>>>>>

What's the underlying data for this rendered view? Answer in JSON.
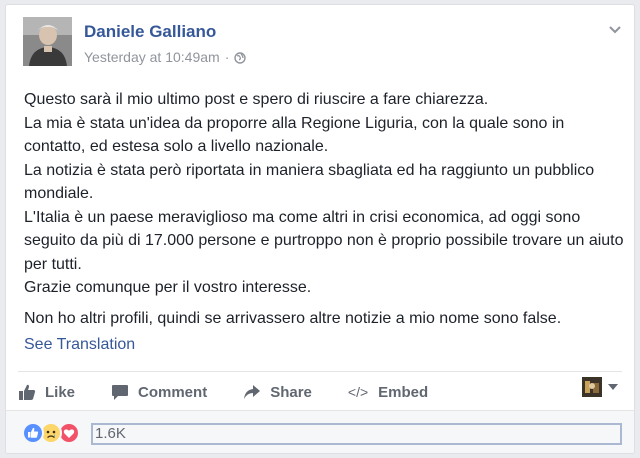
{
  "post": {
    "author": "Daniele Galliano",
    "timestamp": "Yesterday at 10:49am",
    "separator": "·",
    "privacy_icon": "globe-icon",
    "paragraphs": [
      "Questo sarà il mio ultimo post e spero di riuscire a fare chiarezza.",
      "La mia è stata un'idea da proporre alla Regione Liguria, con la quale sono in contatto, ed estesa solo a livello nazionale.",
      "La notizia è stata però riportata in maniera sbagliata ed ha raggiunto un pubblico mondiale.",
      "L'Italia è un paese meraviglioso ma come altri in crisi economica, ad oggi sono seguito da più di 17.000 persone e purtroppo non è proprio possibile trovare un aiuto per tutti.",
      "Grazie comunque per il vostro interesse."
    ],
    "final_paragraph": "Non ho altri profili, quindi se arrivassero altre notizie a mio nome sono false.",
    "see_translation": "See Translation"
  },
  "actions": {
    "like": "Like",
    "comment": "Comment",
    "share": "Share",
    "embed": "Embed",
    "embed_icon": "</>"
  },
  "reactions": {
    "icons": [
      "like-icon",
      "sad-icon",
      "love-icon"
    ],
    "count": "1.6K"
  },
  "colors": {
    "link": "#365899",
    "muted": "#90949c",
    "action_text": "#616770",
    "like_blue": "#5890ff",
    "love_red": "#f25268",
    "sad_yellow": "#fcd669"
  }
}
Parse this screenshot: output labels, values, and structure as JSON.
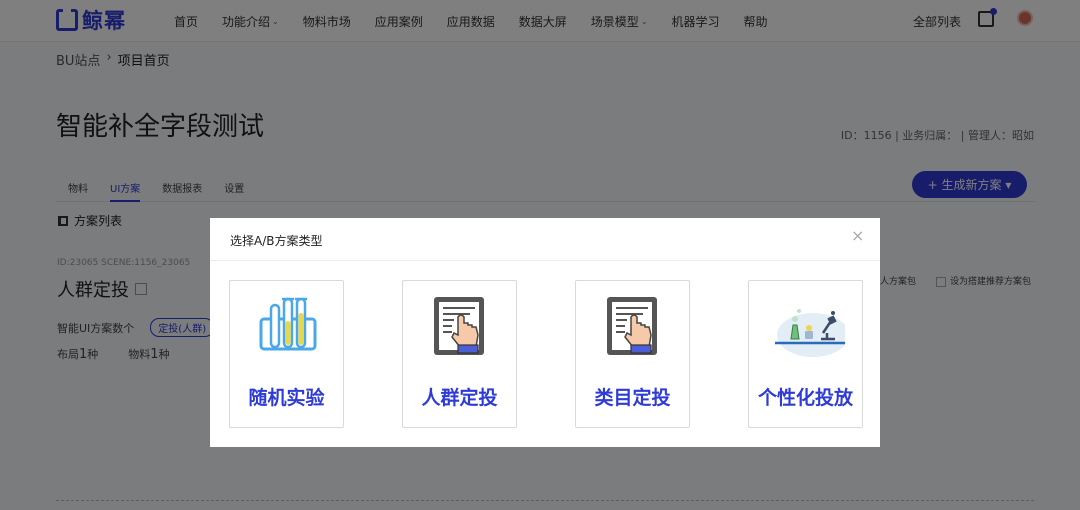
{
  "nav": {
    "logo_text": "鲸幂",
    "items": [
      {
        "label": "首页",
        "caret": ""
      },
      {
        "label": "功能介绍",
        "caret": "⌄"
      },
      {
        "label": "物料市场",
        "caret": ""
      },
      {
        "label": "应用案例",
        "caret": ""
      },
      {
        "label": "应用数据",
        "caret": ""
      },
      {
        "label": "数据大屏",
        "caret": ""
      },
      {
        "label": "场景模型",
        "caret": "⌄"
      },
      {
        "label": "机器学习",
        "caret": ""
      },
      {
        "label": "帮助",
        "caret": ""
      }
    ],
    "all_list": "全部列表"
  },
  "breadcrumb": {
    "root": "BU站点",
    "sep": "›",
    "current": "项目首页"
  },
  "page": {
    "title": "智能补全字段测试",
    "meta": "ID：1156 | 业务归属：  |  管理人：昭如"
  },
  "tabs": [
    "物料",
    "UI方案",
    "数据报表",
    "设置"
  ],
  "generate_button": "+ 生成新方案 ▾",
  "section_title": "方案列表",
  "plan": {
    "ids": "ID:23065  SCENE:1156_23065",
    "name": "人群定投",
    "options": [
      "人方案包",
      "设为搭建推荐方案包"
    ],
    "count_label": "智能UI方案数个",
    "count_pill": "定投(人群)",
    "layout_label": "布局",
    "layout_value": "1",
    "layout_unit": "种",
    "material_label": "物料",
    "material_value": "1",
    "material_unit": "种"
  },
  "modal": {
    "title": "选择A/B方案类型",
    "close": "×",
    "cards": [
      {
        "label": "随机实验",
        "icon": "test-tubes-icon"
      },
      {
        "label": "人群定投",
        "icon": "hand-document-icon"
      },
      {
        "label": "类目定投",
        "icon": "hand-document-icon"
      },
      {
        "label": "个性化投放",
        "icon": "microscope-lab-icon"
      }
    ]
  },
  "colors": {
    "accent": "#2f3bd6",
    "overlay": "rgba(0,0,0,0.5)"
  }
}
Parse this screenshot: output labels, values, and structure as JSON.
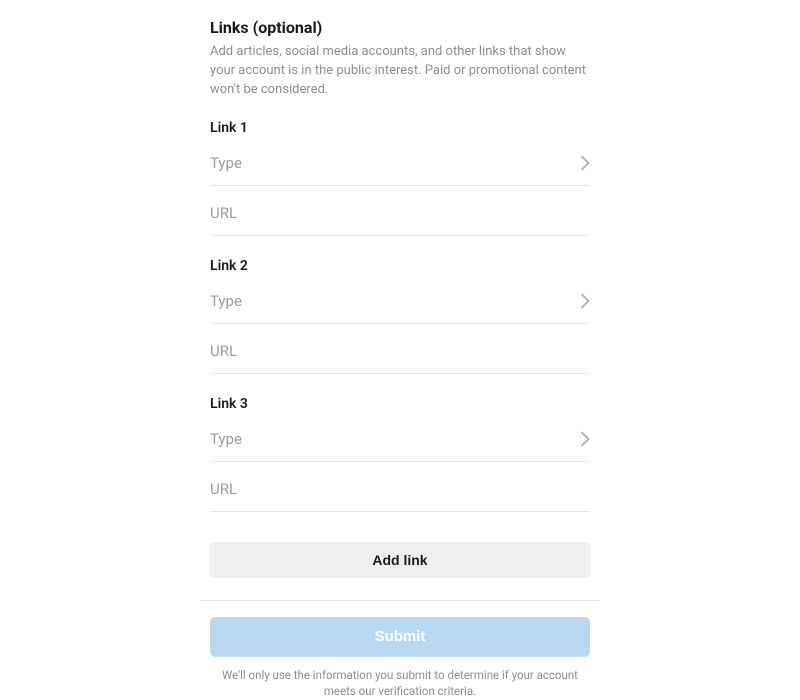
{
  "section": {
    "title": "Links (optional)",
    "description": "Add articles, social media accounts, and other links that show your account is in the public interest. Paid or promotional content won't be considered."
  },
  "links": [
    {
      "label": "Link 1",
      "type_placeholder": "Type",
      "url_placeholder": "URL"
    },
    {
      "label": "Link 2",
      "type_placeholder": "Type",
      "url_placeholder": "URL"
    },
    {
      "label": "Link 3",
      "type_placeholder": "Type",
      "url_placeholder": "URL"
    }
  ],
  "add_link_label": "Add link",
  "submit_label": "Submit",
  "footer_note": "We'll only use the information you submit to determine if your account meets our verification criteria."
}
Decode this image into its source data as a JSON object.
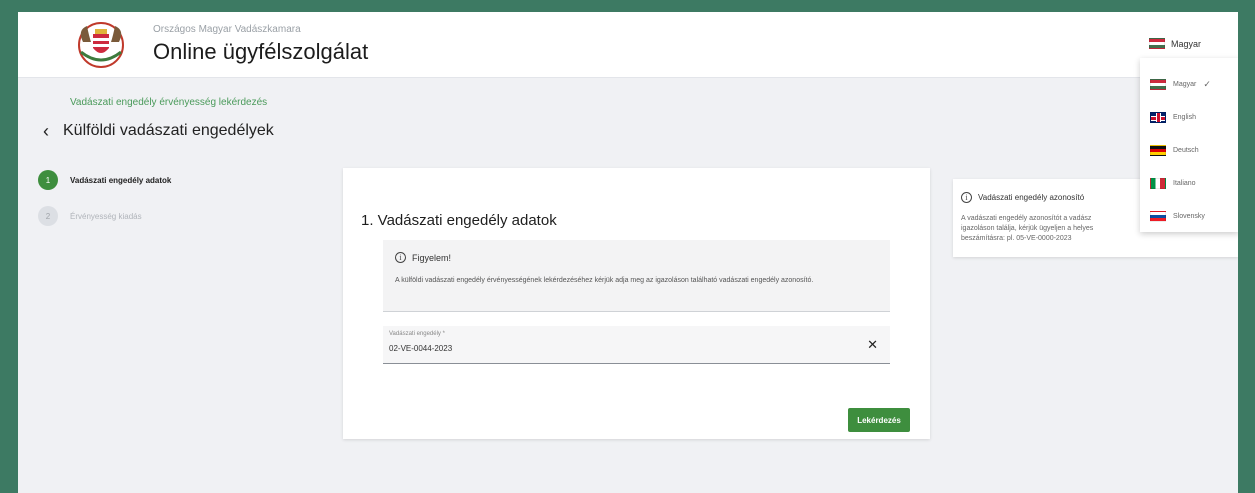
{
  "header": {
    "org_name": "Országos Magyar Vadászkamara",
    "title": "Online ügyfélszolgálat",
    "language": "Magyar"
  },
  "breadcrumb": "Vadászati engedély érvényesség lekérdezés",
  "page_title": "Külföldi vadászati engedélyek",
  "steps": [
    {
      "number": "1",
      "label": "Vadászati engedély adatok",
      "active": true
    },
    {
      "number": "2",
      "label": "Érvényesség kiadás",
      "active": false
    }
  ],
  "form": {
    "title": "1. Vadászati engedély adatok",
    "notice_title": "Figyelem!",
    "notice_text": "A külföldi vadászati engedély érvényességének lekérdezéséhez kérjük adja meg az igazoláson található vadászati engedély azonosító.",
    "field_label": "Vadászati engedély *",
    "field_value": "02-VE-0044-2023",
    "submit_label": "Lekérdezés"
  },
  "info_panel": {
    "title": "Vadászati engedély azonosító",
    "text_lines": [
      "A vadászati engedély azonosítót a vadász",
      "igazoláson találja, kérjük ügyeljen a helyes",
      "beszámításra: pl. 05-VE-0000-2023"
    ]
  },
  "language_menu": {
    "items": [
      {
        "label": "Magyar",
        "flag": "flag-hu",
        "checked": true
      },
      {
        "label": "English",
        "flag": "flag-gb",
        "checked": false
      },
      {
        "label": "Deutsch",
        "flag": "flag-de",
        "checked": false
      },
      {
        "label": "Italiano",
        "flag": "flag-it",
        "checked": false
      },
      {
        "label": "Slovensky",
        "flag": "flag-sk",
        "checked": false
      }
    ]
  },
  "colors": {
    "frame": "#3d7a63",
    "accent_green": "#3e8e3e",
    "breadcrumb_green": "#4a9a5a",
    "page_bg": "#f0f1f4"
  }
}
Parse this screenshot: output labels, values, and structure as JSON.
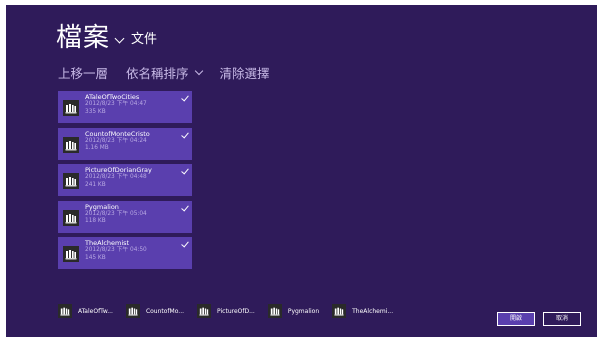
{
  "header": {
    "title": "檔案",
    "subtitle": "文件"
  },
  "commands": {
    "up": "上移一層",
    "sort": "依名稱排序",
    "clear": "清除選擇"
  },
  "files": [
    {
      "name": "ATaleOfTwoCities",
      "date": "2012/8/23 下午 04:47",
      "size": "335 KB",
      "selected": true
    },
    {
      "name": "CountofMonteCristo",
      "date": "2012/8/23 下午 04:24",
      "size": "1.16 MB",
      "selected": true
    },
    {
      "name": "PictureOfDorianGray",
      "date": "2012/8/23 下午 04:48",
      "size": "241 KB",
      "selected": true
    },
    {
      "name": "Pygmalion",
      "date": "2012/8/23 下午 05:04",
      "size": "118 KB",
      "selected": true
    },
    {
      "name": "TheAlchemist",
      "date": "2012/8/23 下午 04:50",
      "size": "145 KB",
      "selected": true
    }
  ],
  "basket": [
    {
      "label": "ATaleOfTw..."
    },
    {
      "label": "CountofMo..."
    },
    {
      "label": "PictureOfD..."
    },
    {
      "label": "Pygmalion"
    },
    {
      "label": "TheAlchemi..."
    }
  ],
  "buttons": {
    "open": "開啟",
    "cancel": "取消"
  },
  "icons": {
    "file": "library-books-icon",
    "check": "checkmark-icon"
  },
  "colors": {
    "background": "#2f1b5a",
    "tile": "#5a3fae",
    "icon_bg": "#2a2a2a"
  }
}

<<<<<

*What needs to be done*:
Your task is to pick out every line with the string "account" and copy it.

*Solved exercise*:
    "description": "Add articles, social media accounts, and other links that show your account is in the public interest. Paid or promotional content won't be considered."
  "footer_note": "We'll only use the information you submit to determine if your account meets our verification criteria."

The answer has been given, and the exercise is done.